*What you have to do*. Each record below is to be copied word for word, with pictures removed.
══════════
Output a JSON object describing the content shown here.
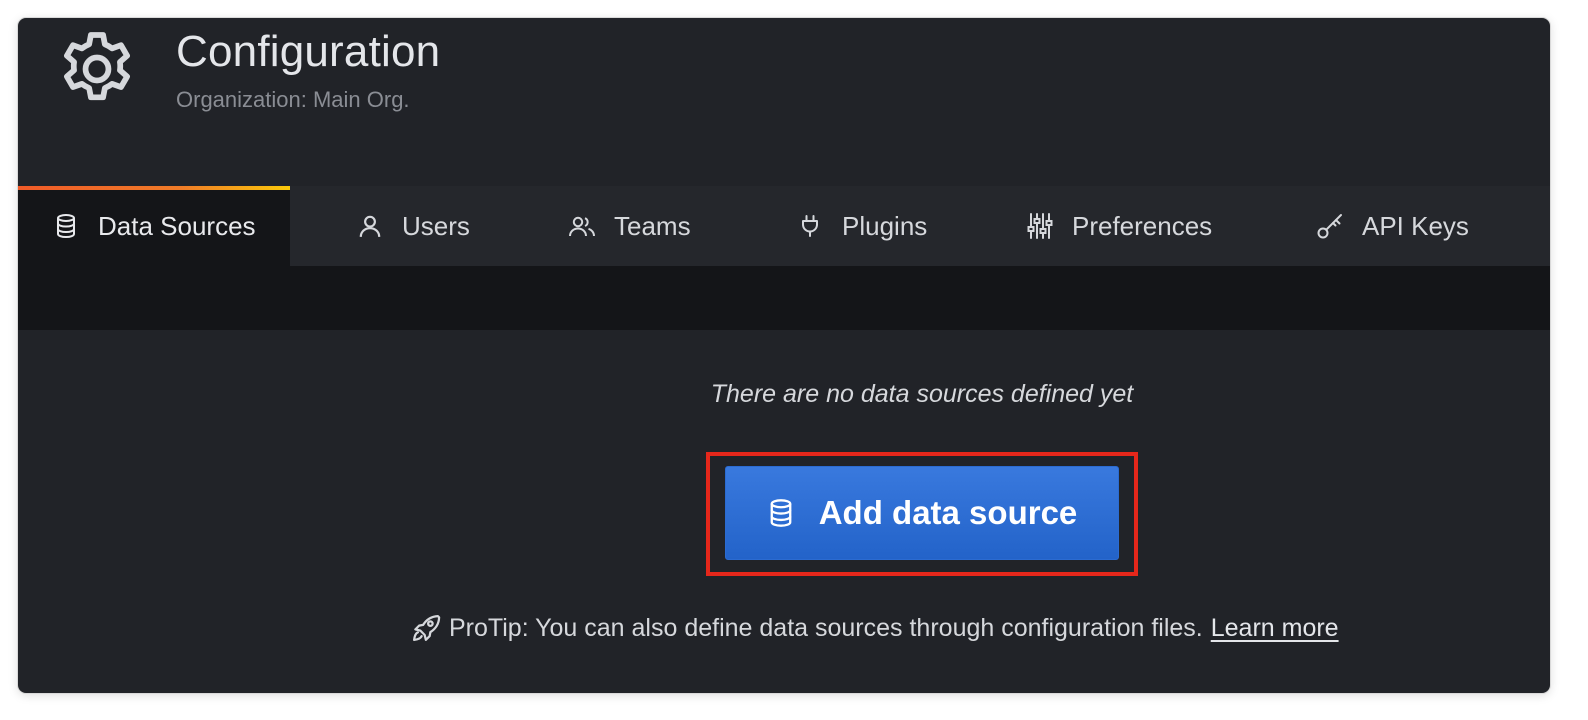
{
  "header": {
    "title": "Configuration",
    "subtitle": "Organization: Main Org.",
    "icon": "gear-icon"
  },
  "tabs": [
    {
      "label": "Data Sources",
      "icon": "database-icon",
      "active": true
    },
    {
      "label": "Users",
      "icon": "user-icon",
      "active": false
    },
    {
      "label": "Teams",
      "icon": "users-icon",
      "active": false
    },
    {
      "label": "Plugins",
      "icon": "plug-icon",
      "active": false
    },
    {
      "label": "Preferences",
      "icon": "sliders-icon",
      "active": false
    },
    {
      "label": "API Keys",
      "icon": "key-icon",
      "active": false
    }
  ],
  "empty_state": {
    "message": "There are no data sources defined yet",
    "button_label": "Add data source",
    "button_icon": "database-icon",
    "protip_text": "ProTip: You can also define data sources through configuration files.",
    "protip_icon": "rocket-icon",
    "learn_more_label": "Learn more"
  },
  "colors": {
    "background": "#212328",
    "tab_band": "#141518",
    "button": "#2f6fd8",
    "highlight": "#e5271b",
    "active_tab_accent_start": "#f05a28",
    "active_tab_accent_end": "#fbca0a"
  }
}
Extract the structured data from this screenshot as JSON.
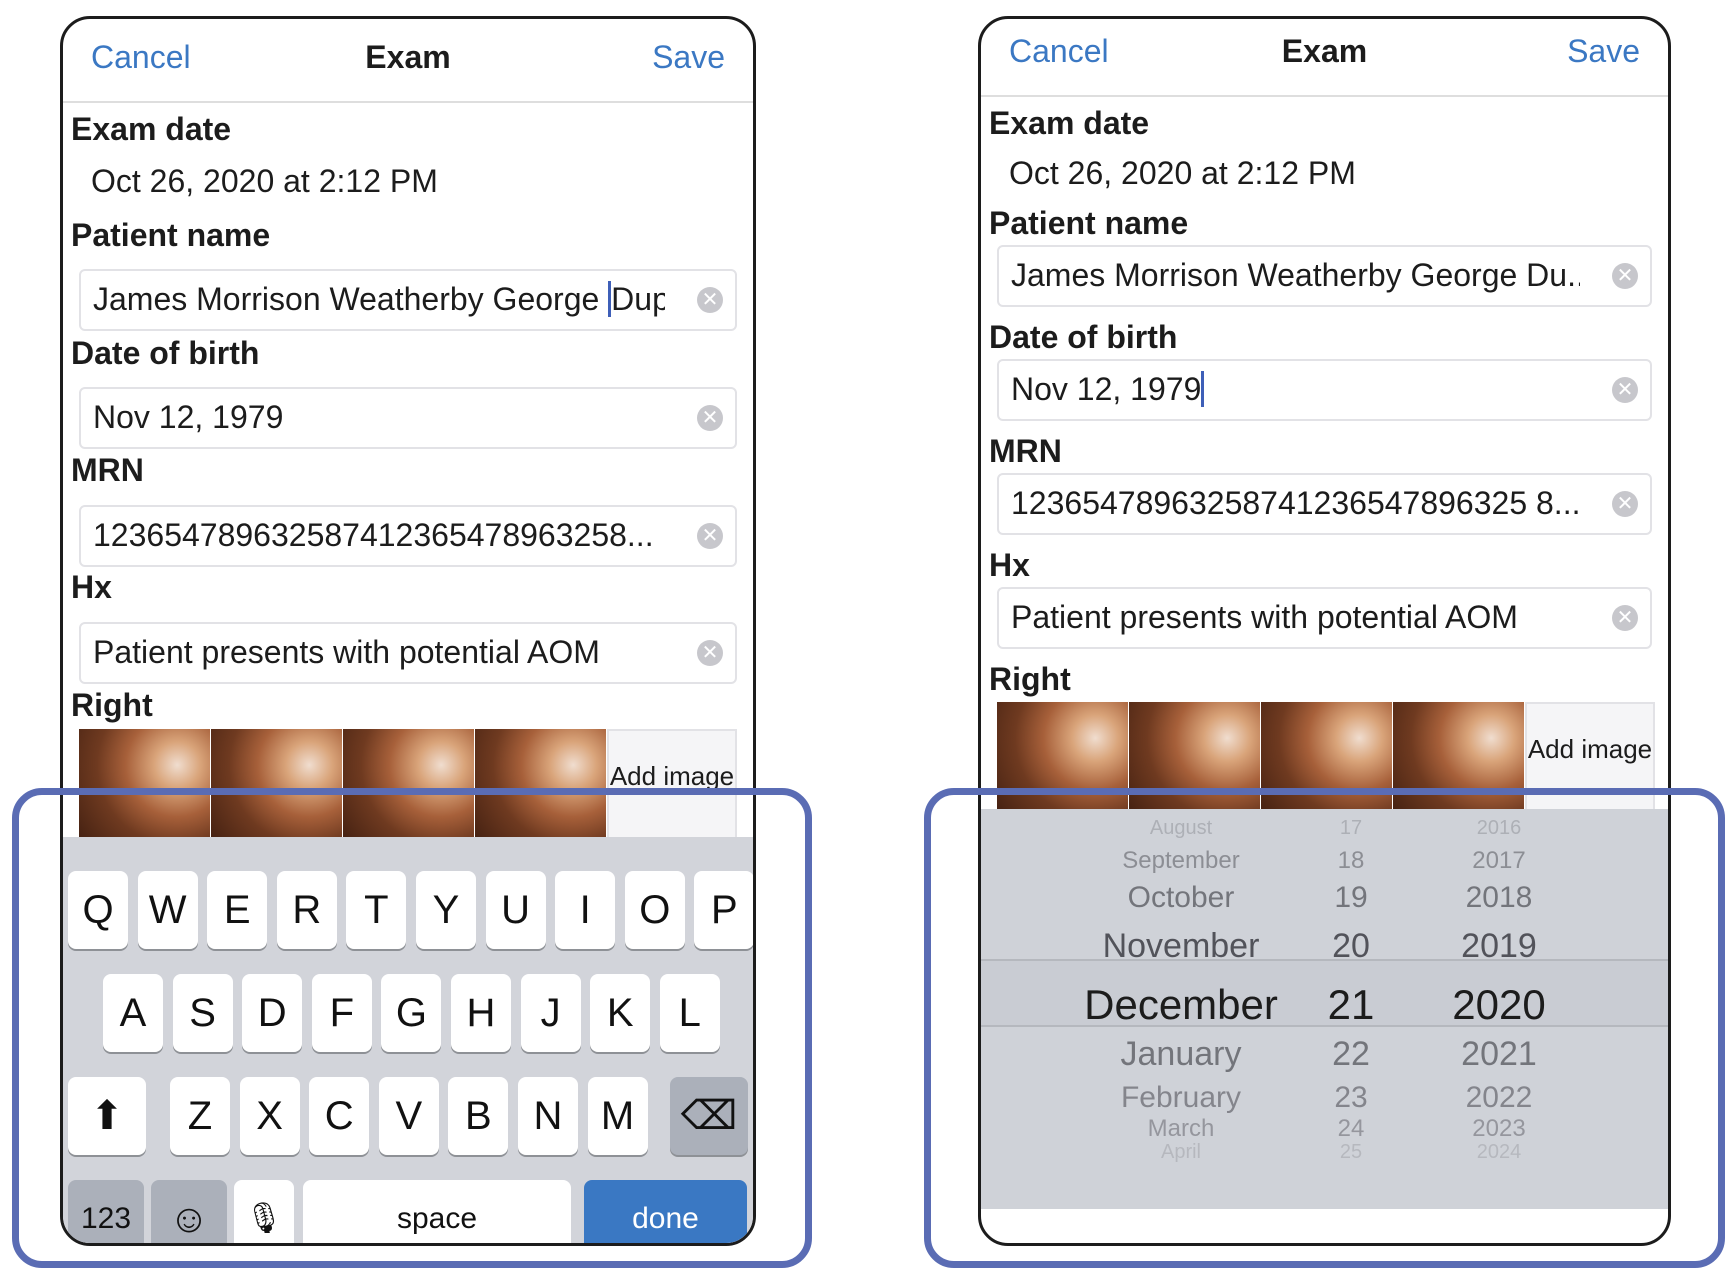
{
  "left": {
    "nav": {
      "cancel": "Cancel",
      "title": "Exam",
      "save": "Save"
    },
    "exam_date_label": "Exam date",
    "exam_date_value": "Oct 26, 2020 at 2:12 PM",
    "patient_name_label": "Patient name",
    "patient_name_value": "James Morrison Weatherby George ",
    "patient_name_value_after_caret": "Dupre",
    "dob_label": "Date of birth",
    "dob_value": "Nov 12, 1979",
    "mrn_label": "MRN",
    "mrn_value": "123654789632587412365478963258...",
    "hx_label": "Hx",
    "hx_value": "Patient presents with potential AOM",
    "right_label": "Right",
    "add_image": "Add image",
    "keyboard": {
      "row1": [
        "Q",
        "W",
        "E",
        "R",
        "T",
        "Y",
        "U",
        "I",
        "O",
        "P"
      ],
      "row2": [
        "A",
        "S",
        "D",
        "F",
        "G",
        "H",
        "J",
        "K",
        "L"
      ],
      "row3": [
        "Z",
        "X",
        "C",
        "V",
        "B",
        "N",
        "M"
      ],
      "numbers": "123",
      "space": "space",
      "done": "done"
    }
  },
  "right": {
    "nav": {
      "cancel": "Cancel",
      "title": "Exam",
      "save": "Save"
    },
    "exam_date_label": "Exam date",
    "exam_date_value": "Oct 26, 2020 at 2:12 PM",
    "patient_name_label": "Patient name",
    "patient_name_value": "James Morrison Weatherby George Du...",
    "dob_label": "Date of birth",
    "dob_value": "Nov 12, 1979",
    "mrn_label": "MRN",
    "mrn_value": "12365478963258741236547896325 8...",
    "hx_label": "Hx",
    "hx_value": "Patient presents with potential AOM",
    "right_label": "Right",
    "add_image": "Add image",
    "picker": {
      "months": [
        "August",
        "September",
        "October",
        "November",
        "December",
        "January",
        "February",
        "March",
        "April"
      ],
      "days": [
        "17",
        "18",
        "19",
        "20",
        "21",
        "22",
        "23",
        "24",
        "25"
      ],
      "years": [
        "2016",
        "2017",
        "2018",
        "2019",
        "2020",
        "2021",
        "2022",
        "2023",
        "2024"
      ],
      "selected_index": 4
    }
  }
}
══════════
*Expected output*.
Output a JSON object describing the content shown here.
{
  "header": {
    "title": "Configuration",
    "subtitle": "Organization: Main Org.",
    "icon": "gear-icon"
  },
  "tabs": [
    {
      "label": "Data Sources",
      "icon": "database-icon",
      "active": true
    },
    {
      "label": "Users",
      "icon": "user-icon",
      "active": false
    },
    {
      "label": "Teams",
      "icon": "users-icon",
      "active": false
    },
    {
      "label": "Plugins",
      "icon": "plug-icon",
      "active": false
    },
    {
      "label": "Preferences",
      "icon": "sliders-icon",
      "active": false
    },
    {
      "label": "API Keys",
      "icon": "key-icon",
      "active": false
    }
  ],
  "empty_state": {
    "message": "There are no data sources defined yet",
    "button_label": "Add data source",
    "button_icon": "database-icon",
    "protip_text": "ProTip: You can also define data sources through configuration files.",
    "protip_icon": "rocket-icon",
    "learn_more_label": "Learn more"
  },
  "colors": {
    "background": "#212328",
    "tab_band": "#141518",
    "button": "#2f6fd8",
    "highlight": "#e5271b",
    "active_tab_accent_start": "#f05a28",
    "active_tab_accent_end": "#fbca0a"
  }
}
Extract the structured data from this screenshot as JSON.
{
  "left": {
    "nav": {
      "cancel": "Cancel",
      "title": "Exam",
      "save": "Save"
    },
    "exam_date_label": "Exam date",
    "exam_date_value": "Oct 26, 2020 at 2:12 PM",
    "patient_name_label": "Patient name",
    "patient_name_value": "James Morrison Weatherby George ",
    "patient_name_value_after_caret": "Dupre",
    "dob_label": "Date of birth",
    "dob_value": "Nov 12, 1979",
    "mrn_label": "MRN",
    "mrn_value": "123654789632587412365478963258...",
    "hx_label": "Hx",
    "hx_value": "Patient presents with potential AOM",
    "right_label": "Right",
    "add_image": "Add image",
    "keyboard": {
      "row1": [
        "Q",
        "W",
        "E",
        "R",
        "T",
        "Y",
        "U",
        "I",
        "O",
        "P"
      ],
      "row2": [
        "A",
        "S",
        "D",
        "F",
        "G",
        "H",
        "J",
        "K",
        "L"
      ],
      "row3": [
        "Z",
        "X",
        "C",
        "V",
        "B",
        "N",
        "M"
      ],
      "numbers": "123",
      "space": "space",
      "done": "done"
    }
  },
  "right": {
    "nav": {
      "cancel": "Cancel",
      "title": "Exam",
      "save": "Save"
    },
    "exam_date_label": "Exam date",
    "exam_date_value": "Oct 26, 2020 at 2:12 PM",
    "patient_name_label": "Patient name",
    "patient_name_value": "James Morrison Weatherby George Du...",
    "dob_label": "Date of birth",
    "dob_value": "Nov 12, 1979",
    "mrn_label": "MRN",
    "mrn_value": "12365478963258741236547896325 8...",
    "hx_label": "Hx",
    "hx_value": "Patient presents with potential AOM",
    "right_label": "Right",
    "add_image": "Add image",
    "picker": {
      "months": [
        "August",
        "September",
        "October",
        "November",
        "December",
        "January",
        "February",
        "March",
        "April"
      ],
      "days": [
        "17",
        "18",
        "19",
        "20",
        "21",
        "22",
        "23",
        "24",
        "25"
      ],
      "years": [
        "2016",
        "2017",
        "2018",
        "2019",
        "2020",
        "2021",
        "2022",
        "2023",
        "2024"
      ],
      "selected_index": 4
    }
  }
}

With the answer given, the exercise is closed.